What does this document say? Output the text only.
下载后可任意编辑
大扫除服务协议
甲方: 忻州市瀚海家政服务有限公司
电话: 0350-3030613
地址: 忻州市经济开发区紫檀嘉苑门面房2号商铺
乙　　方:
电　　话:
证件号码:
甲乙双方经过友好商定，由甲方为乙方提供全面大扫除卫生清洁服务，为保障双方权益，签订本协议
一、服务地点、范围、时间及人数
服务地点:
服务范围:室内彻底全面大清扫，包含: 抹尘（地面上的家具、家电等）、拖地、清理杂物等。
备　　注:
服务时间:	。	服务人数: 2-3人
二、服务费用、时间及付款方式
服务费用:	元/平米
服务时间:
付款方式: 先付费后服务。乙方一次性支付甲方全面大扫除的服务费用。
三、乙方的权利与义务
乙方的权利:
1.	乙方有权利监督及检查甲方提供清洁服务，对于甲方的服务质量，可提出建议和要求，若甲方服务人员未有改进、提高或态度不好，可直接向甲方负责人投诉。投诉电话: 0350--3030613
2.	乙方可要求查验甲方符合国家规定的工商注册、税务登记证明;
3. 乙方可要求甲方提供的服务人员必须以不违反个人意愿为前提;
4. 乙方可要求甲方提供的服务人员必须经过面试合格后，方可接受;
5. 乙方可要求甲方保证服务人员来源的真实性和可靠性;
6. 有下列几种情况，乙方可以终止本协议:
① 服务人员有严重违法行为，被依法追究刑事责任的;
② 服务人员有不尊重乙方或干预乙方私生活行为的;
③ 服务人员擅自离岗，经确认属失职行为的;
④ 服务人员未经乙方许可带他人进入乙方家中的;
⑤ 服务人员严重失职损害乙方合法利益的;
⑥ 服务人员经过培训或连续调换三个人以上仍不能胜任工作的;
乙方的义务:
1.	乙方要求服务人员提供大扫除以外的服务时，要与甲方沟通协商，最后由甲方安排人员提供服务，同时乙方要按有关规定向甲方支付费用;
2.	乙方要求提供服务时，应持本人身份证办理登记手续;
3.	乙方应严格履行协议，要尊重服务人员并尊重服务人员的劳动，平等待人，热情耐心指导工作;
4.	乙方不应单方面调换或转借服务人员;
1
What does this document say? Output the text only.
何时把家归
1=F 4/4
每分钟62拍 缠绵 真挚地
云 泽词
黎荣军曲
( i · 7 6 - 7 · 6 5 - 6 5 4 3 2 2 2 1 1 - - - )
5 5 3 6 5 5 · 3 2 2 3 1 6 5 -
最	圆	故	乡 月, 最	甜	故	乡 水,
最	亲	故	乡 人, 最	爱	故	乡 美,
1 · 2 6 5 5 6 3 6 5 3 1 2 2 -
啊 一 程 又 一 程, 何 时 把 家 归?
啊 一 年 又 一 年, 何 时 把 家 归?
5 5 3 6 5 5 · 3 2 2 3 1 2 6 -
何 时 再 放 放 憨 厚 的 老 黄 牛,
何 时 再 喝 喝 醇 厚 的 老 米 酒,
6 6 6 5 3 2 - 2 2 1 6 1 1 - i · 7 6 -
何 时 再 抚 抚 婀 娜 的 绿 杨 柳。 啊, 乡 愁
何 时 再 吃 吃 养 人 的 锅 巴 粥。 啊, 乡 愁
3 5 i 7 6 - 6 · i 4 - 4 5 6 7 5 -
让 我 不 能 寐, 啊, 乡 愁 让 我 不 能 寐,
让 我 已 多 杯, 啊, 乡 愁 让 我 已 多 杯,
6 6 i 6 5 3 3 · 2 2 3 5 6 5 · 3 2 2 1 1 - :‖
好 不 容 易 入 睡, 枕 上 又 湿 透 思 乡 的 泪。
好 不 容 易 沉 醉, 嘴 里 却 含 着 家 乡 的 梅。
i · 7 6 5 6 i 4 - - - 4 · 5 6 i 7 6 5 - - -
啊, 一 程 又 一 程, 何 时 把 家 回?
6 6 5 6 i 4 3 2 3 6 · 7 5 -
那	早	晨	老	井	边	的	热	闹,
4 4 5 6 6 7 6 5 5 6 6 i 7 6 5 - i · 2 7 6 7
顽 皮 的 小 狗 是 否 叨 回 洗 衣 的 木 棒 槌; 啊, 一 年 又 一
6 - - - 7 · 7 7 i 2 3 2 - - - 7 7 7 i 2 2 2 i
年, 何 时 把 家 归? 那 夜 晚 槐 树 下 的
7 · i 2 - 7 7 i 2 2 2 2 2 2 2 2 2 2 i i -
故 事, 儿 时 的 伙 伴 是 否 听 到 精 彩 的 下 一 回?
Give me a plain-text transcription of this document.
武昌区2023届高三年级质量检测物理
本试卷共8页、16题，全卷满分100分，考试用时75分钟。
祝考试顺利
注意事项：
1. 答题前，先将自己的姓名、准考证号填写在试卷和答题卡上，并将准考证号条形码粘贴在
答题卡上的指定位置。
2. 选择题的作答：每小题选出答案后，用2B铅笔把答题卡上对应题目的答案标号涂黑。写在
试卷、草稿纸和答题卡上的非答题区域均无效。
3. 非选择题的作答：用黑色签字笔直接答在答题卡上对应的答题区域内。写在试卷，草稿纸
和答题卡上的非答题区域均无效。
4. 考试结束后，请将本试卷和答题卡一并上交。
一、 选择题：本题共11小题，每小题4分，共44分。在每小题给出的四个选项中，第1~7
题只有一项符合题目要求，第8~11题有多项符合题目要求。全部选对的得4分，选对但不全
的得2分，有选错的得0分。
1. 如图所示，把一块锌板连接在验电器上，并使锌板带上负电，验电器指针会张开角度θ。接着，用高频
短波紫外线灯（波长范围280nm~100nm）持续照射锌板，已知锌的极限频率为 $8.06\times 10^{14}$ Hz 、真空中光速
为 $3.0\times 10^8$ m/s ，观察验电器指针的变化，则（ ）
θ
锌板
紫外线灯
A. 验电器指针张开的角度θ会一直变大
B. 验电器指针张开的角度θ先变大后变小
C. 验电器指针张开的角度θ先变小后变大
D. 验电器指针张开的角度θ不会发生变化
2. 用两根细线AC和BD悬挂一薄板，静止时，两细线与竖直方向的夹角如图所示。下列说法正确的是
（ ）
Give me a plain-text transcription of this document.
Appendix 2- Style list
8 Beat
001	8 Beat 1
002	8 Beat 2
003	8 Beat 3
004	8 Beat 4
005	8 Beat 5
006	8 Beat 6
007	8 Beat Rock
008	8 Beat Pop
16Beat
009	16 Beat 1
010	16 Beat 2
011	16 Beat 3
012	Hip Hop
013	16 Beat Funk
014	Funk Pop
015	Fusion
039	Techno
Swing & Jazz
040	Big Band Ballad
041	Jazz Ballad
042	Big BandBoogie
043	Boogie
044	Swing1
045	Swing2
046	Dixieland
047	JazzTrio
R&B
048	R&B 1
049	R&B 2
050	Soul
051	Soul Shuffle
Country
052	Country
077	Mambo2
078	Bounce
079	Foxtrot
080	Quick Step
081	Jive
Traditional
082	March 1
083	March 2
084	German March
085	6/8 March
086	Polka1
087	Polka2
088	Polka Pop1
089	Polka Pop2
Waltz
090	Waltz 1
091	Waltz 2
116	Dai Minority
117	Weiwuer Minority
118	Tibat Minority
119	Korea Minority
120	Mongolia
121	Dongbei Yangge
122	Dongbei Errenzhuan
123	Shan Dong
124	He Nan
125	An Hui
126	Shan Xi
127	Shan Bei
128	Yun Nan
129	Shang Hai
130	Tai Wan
☆ ☆ ☆ ☆
WRITTEN INSTRUCTION: Repeat the records above exactly as they appear.

RESPONSE:
What does this document say? Output the text only.
下载后可任意编辑
大扫除服务协议
甲方: 忻州市瀚海家政服务有限公司
电话: 0350-3030613
地址: 忻州市经济开发区紫檀嘉苑门面房2号商铺
乙　　方:
电　　话:
证件号码:
甲乙双方经过友好商定，由甲方为乙方提供全面大扫除卫生清洁服务，为保障双方权益，签订本协议
一、服务地点、范围、时间及人数
服务地点:
服务范围:室内彻底全面大清扫，包含: 抹尘（地面上的家具、家电等）、拖地、清理杂物等。
备　　注:
服务时间:	。	服务人数: 2-3人
二、服务费用、时间及付款方式
服务费用:	元/平米
服务时间:
付款方式: 先付费后服务。乙方一次性支付甲方全面大扫除的服务费用。
三、乙方的权利与义务
乙方的权利:
1.	乙方有权利监督及检查甲方提供清洁服务，对于甲方的服务质量，可提出建议和要求，若甲方服务人员未有改进、提高或态度不好，可直接向甲方负责人投诉。投诉电话: 0350--3030613
2.	乙方可要求查验甲方符合国家规定的工商注册、税务登记证明;
3. 乙方可要求甲方提供的服务人员必须以不违反个人意愿为前提;
4. 乙方可要求甲方提供的服务人员必须经过面试合格后，方可接受;
5. 乙方可要求甲方保证服务人员来源的真实性和可靠性;
6. 有下列几种情况，乙方可以终止本协议:
① 服务人员有严重违法行为，被依法追究刑事责任的;
② 服务人员有不尊重乙方或干预乙方私生活行为的;
③ 服务人员擅自离岗，经确认属失职行为的;
④ 服务人员未经乙方许可带他人进入乙方家中的;
⑤ 服务人员严重失职损害乙方合法利益的;
⑥ 服务人员经过培训或连续调换三个人以上仍不能胜任工作的;
乙方的义务:
1.	乙方要求服务人员提供大扫除以外的服务时，要与甲方沟通协商，最后由甲方安排人员提供服务，同时乙方要按有关规定向甲方支付费用;
2.	乙方要求提供服务时，应持本人身份证办理登记手续;
3.	乙方应严格履行协议，要尊重服务人员并尊重服务人员的劳动，平等待人，热情耐心指导工作;
4.	乙方不应单方面调换或转借服务人员;
1
What does this document say? Output the text only.
何时把家归
1=F 4/4
每分钟62拍 缠绵 真挚地
云 泽词
黎荣军曲
( i · 7 6 - 7 · 6 5 - 6 5 4 3 2 2 2 1 1 - - - )
5 5 3 6 5 5 · 3 2 2 3 1 6 5 -
最	圆	故	乡 月, 最	甜	故	乡 水,
最	亲	故	乡 人, 最	爱	故	乡 美,
1 · 2 6 5 5 6 3 6 5 3 1 2 2 -
啊 一 程 又 一 程, 何 时 把 家 归?
啊 一 年 又 一 年, 何 时 把 家 归?
5 5 3 6 5 5 · 3 2 2 3 1 2 6 -
何 时 再 放 放 憨 厚 的 老 黄 牛,
何 时 再 喝 喝 醇 厚 的 老 米 酒,
6 6 6 5 3 2 - 2 2 1 6 1 1 - i · 7 6 -
何 时 再 抚 抚 婀 娜 的 绿 杨 柳。 啊, 乡 愁
何 时 再 吃 吃 养 人 的 锅 巴 粥。 啊, 乡 愁
3 5 i 7 6 - 6 · i 4 - 4 5 6 7 5 -
让 我 不 能 寐, 啊, 乡 愁 让 我 不 能 寐,
让 我 已 多 杯, 啊, 乡 愁 让 我 已 多 杯,
6 6 i 6 5 3 3 · 2 2 3 5 6 5 · 3 2 2 1 1 - :‖
好 不 容 易 入 睡, 枕 上 又 湿 透 思 乡 的 泪。
好 不 容 易 沉 醉, 嘴 里 却 含 着 家 乡 的 梅。
i · 7 6 5 6 i 4 - - - 4 · 5 6 i 7 6 5 - - -
啊, 一 程 又 一 程, 何 时 把 家 回?
6 6 5 6 i 4 3 2 3 6 · 7 5 -
那	早	晨	老	井	边	的	热	闹,
4 4 5 6 6 7 6 5 5 6 6 i 7 6 5 - i · 2 7 6 7
顽 皮 的 小 狗 是 否 叨 回 洗 衣 的 木 棒 槌; 啊, 一 年 又 一
6 - - - 7 · 7 7 i 2 3 2 - - - 7 7 7 i 2 2 2 i
年, 何 时 把 家 归? 那 夜 晚 槐 树 下 的
7 · i 2 - 7 7 i 2 2 2 2 2 2 2 2 2 2 i i -
故 事, 儿 时 的 伙 伴 是 否 听 到 精 彩 的 下 一 回?
Give me a plain-text transcription of this document.
武昌区2023届高三年级质量检测物理
本试卷共8页、16题，全卷满分100分，考试用时75分钟。
祝考试顺利
注意事项：
1. 答题前，先将自己的姓名、准考证号填写在试卷和答题卡上，并将准考证号条形码粘贴在
答题卡上的指定位置。
2. 选择题的作答：每小题选出答案后，用2B铅笔把答题卡上对应题目的答案标号涂黑。写在
试卷、草稿纸和答题卡上的非答题区域均无效。
3. 非选择题的作答：用黑色签字笔直接答在答题卡上对应的答题区域内。写在试卷，草稿纸
和答题卡上的非答题区域均无效。
4. 考试结束后，请将本试卷和答题卡一并上交。
一、 选择题：本题共11小题，每小题4分，共44分。在每小题给出的四个选项中，第1~7
题只有一项符合题目要求，第8~11题有多项符合题目要求。全部选对的得4分，选对但不全
的得2分，有选错的得0分。
1. 如图所示，把一块锌板连接在验电器上，并使锌板带上负电，验电器指针会张开角度θ。接着，用高频
短波紫外线灯（波长范围280nm~100nm）持续照射锌板，已知锌的极限频率为 $8.06\times 10^{14}$ Hz 、真空中光速
为 $3.0\times 10^8$ m/s ，观察验电器指针的变化，则（ ）
θ
锌板
紫外线灯
A. 验电器指针张开的角度θ会一直变大
B. 验电器指针张开的角度θ先变大后变小
C. 验电器指针张开的角度θ先变小后变大
D. 验电器指针张开的角度θ不会发生变化
2. 用两根细线AC和BD悬挂一薄板，静止时，两细线与竖直方向的夹角如图所示。下列说法正确的是
（ ）
Give me a plain-text transcription of this document.
Appendix 2- Style list
8 Beat
001	8 Beat 1
002	8 Beat 2
003	8 Beat 3
004	8 Beat 4
005	8 Beat 5
006	8 Beat 6
007	8 Beat Rock
008	8 Beat Pop
16Beat
009	16 Beat 1
010	16 Beat 2
011	16 Beat 3
012	Hip Hop
013	16 Beat Funk
014	Funk Pop
015	Fusion
039	Techno
Swing & Jazz
040	Big Band Ballad
041	Jazz Ballad
042	Big BandBoogie
043	Boogie
044	Swing1
045	Swing2
046	Dixieland
047	JazzTrio
R&B
048	R&B 1
049	R&B 2
050	Soul
051	Soul Shuffle
Country
052	Country
077	Mambo2
078	Bounce
079	Foxtrot
080	Quick Step
081	Jive
Traditional
082	March 1
083	March 2
084	German March
085	6/8 March
086	Polka1
087	Polka2
088	Polka Pop1
089	Polka Pop2
Waltz
090	Waltz 1
091	Waltz 2
116	Dai Minority
117	Weiwuer Minority
118	Tibat Minority
119	Korea Minority
120	Mongolia
121	Dongbei Yangge
122	Dongbei Errenzhuan
123	Shan Dong
124	He Nan
125	An Hui
126	Shan Xi
127	Shan Bei
128	Yun Nan
129	Shang Hai
130	Tai Wan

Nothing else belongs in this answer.